◆ **EXERCISE BRIEF**: In the Graph RAG v1 page below, which algorithm clusters related entities into topics during community detection?

◆ **EXCERPTED TEXT**:
-.-.-

Graph RAG v1 — NGSS Knowledge Base Extraction

Auto-generated Obsidian knowledge base from NGSS-related PDF documents using Microsoft GraphRAG for entity extraction and community detection.

Method Overview

graph TD
    subgraph "Phase 1: Document Preparation"
        A["25 NGSS PDF Documents<br>(standards, research papers,<br>assessment guides)"] --> B["PyMuPDF text extraction<br>(PDF → .txt)"]
    end

    subgraph "Phase 2: GraphRAG Indexing (one-time LLM cost)"
        B --> C["Text Chunking<br>1200 chars, 100 overlap"]
        C --> D["Entity Extraction<br>gpt-4o-mini reads each chunk,<br>identifies concepts & relationships"]
        D --> E["Graph Construction<br>Merge entities + relationships<br>into knowledge graph"]
        E --> F["Community Detection<br>Leiden algorithm clusters<br>related entities into topics"]
        F --> G["Community Summarization<br>gpt-4o-mini writes summaries<br>for each topic cluster"]
        E --> H["Embedding Generation<br>text-embedding-3-small<br>vectorizes entity descriptions"]
    end

    subgraph "Phase 3: Obsidian Export"

-.-.-

◆ **DATASET ENTRIES**:
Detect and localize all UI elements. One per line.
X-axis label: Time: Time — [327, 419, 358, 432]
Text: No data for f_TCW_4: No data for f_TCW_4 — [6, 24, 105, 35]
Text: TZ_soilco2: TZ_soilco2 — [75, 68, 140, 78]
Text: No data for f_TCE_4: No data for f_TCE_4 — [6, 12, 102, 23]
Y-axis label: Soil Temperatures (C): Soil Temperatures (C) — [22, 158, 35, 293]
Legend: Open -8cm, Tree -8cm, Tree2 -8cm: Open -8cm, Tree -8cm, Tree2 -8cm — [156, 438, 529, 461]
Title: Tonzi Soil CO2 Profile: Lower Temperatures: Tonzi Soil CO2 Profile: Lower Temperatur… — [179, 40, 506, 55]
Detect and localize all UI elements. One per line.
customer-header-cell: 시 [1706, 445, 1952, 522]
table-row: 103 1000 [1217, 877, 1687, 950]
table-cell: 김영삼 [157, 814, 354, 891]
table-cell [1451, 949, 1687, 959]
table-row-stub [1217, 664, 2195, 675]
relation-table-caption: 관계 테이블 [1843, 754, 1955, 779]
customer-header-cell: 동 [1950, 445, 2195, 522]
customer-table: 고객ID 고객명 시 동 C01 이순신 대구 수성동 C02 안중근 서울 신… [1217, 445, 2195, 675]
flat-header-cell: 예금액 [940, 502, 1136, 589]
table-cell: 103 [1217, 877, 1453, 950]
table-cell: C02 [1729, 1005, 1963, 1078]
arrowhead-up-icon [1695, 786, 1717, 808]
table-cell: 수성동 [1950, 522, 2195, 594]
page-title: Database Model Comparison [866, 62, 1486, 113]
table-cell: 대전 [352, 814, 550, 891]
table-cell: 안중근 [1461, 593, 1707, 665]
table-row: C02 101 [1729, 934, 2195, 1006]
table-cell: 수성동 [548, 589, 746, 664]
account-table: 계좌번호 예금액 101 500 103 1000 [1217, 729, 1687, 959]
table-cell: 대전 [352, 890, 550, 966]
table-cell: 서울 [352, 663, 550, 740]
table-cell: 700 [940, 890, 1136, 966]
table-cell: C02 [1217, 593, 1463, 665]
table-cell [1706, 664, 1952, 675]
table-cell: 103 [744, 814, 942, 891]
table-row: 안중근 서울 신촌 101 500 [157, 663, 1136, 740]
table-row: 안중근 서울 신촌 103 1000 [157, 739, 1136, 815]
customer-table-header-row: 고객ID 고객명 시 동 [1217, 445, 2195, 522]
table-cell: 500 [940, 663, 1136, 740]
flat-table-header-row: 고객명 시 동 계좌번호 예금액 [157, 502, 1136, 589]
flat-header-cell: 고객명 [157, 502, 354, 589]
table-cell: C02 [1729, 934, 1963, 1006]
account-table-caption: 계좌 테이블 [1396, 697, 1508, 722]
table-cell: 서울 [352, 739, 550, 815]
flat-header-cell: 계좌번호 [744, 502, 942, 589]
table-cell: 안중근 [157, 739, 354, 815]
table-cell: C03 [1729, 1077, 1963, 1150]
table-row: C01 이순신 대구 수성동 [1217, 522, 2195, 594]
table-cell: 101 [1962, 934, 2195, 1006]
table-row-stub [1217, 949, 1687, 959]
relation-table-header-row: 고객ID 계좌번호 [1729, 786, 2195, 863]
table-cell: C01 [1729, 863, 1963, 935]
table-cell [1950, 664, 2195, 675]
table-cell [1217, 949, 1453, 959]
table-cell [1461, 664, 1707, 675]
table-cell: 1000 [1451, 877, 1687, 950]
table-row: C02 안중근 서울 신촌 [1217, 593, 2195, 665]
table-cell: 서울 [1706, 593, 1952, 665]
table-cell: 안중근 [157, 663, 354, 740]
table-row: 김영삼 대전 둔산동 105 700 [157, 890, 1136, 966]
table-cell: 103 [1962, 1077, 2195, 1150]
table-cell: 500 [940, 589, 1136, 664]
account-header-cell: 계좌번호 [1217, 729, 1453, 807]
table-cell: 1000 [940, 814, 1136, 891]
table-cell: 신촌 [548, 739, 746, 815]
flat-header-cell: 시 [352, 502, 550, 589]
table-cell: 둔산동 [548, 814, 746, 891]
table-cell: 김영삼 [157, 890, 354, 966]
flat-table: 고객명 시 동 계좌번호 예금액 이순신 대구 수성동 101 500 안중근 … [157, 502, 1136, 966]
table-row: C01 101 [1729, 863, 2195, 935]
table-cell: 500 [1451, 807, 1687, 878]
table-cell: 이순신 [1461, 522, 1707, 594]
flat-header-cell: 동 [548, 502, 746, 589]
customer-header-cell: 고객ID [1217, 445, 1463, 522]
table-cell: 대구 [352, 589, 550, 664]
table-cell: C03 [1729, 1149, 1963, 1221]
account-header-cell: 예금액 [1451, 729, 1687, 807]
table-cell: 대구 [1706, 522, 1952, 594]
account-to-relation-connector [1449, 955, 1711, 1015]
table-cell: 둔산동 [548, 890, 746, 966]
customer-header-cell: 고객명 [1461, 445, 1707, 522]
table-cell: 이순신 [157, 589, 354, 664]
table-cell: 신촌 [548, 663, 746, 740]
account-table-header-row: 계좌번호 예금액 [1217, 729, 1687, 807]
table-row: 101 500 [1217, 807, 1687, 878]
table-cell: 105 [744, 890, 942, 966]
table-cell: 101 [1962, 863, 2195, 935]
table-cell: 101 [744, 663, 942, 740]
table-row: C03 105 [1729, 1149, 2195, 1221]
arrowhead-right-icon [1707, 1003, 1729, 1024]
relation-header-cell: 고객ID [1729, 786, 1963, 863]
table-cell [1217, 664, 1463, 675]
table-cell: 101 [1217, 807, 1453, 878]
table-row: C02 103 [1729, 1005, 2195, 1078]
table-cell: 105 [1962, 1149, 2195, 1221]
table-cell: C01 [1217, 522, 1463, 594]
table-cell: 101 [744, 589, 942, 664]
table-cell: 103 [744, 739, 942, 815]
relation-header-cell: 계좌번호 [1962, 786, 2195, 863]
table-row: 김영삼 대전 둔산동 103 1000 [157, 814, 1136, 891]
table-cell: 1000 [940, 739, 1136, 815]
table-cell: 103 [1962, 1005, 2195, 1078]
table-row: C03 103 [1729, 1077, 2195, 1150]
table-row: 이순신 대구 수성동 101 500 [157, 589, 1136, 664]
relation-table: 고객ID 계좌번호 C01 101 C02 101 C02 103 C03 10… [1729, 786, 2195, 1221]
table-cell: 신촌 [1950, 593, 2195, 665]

-.-.-

◆ **ANSWER TO THE EXERCISE**: The Leiden algorithm.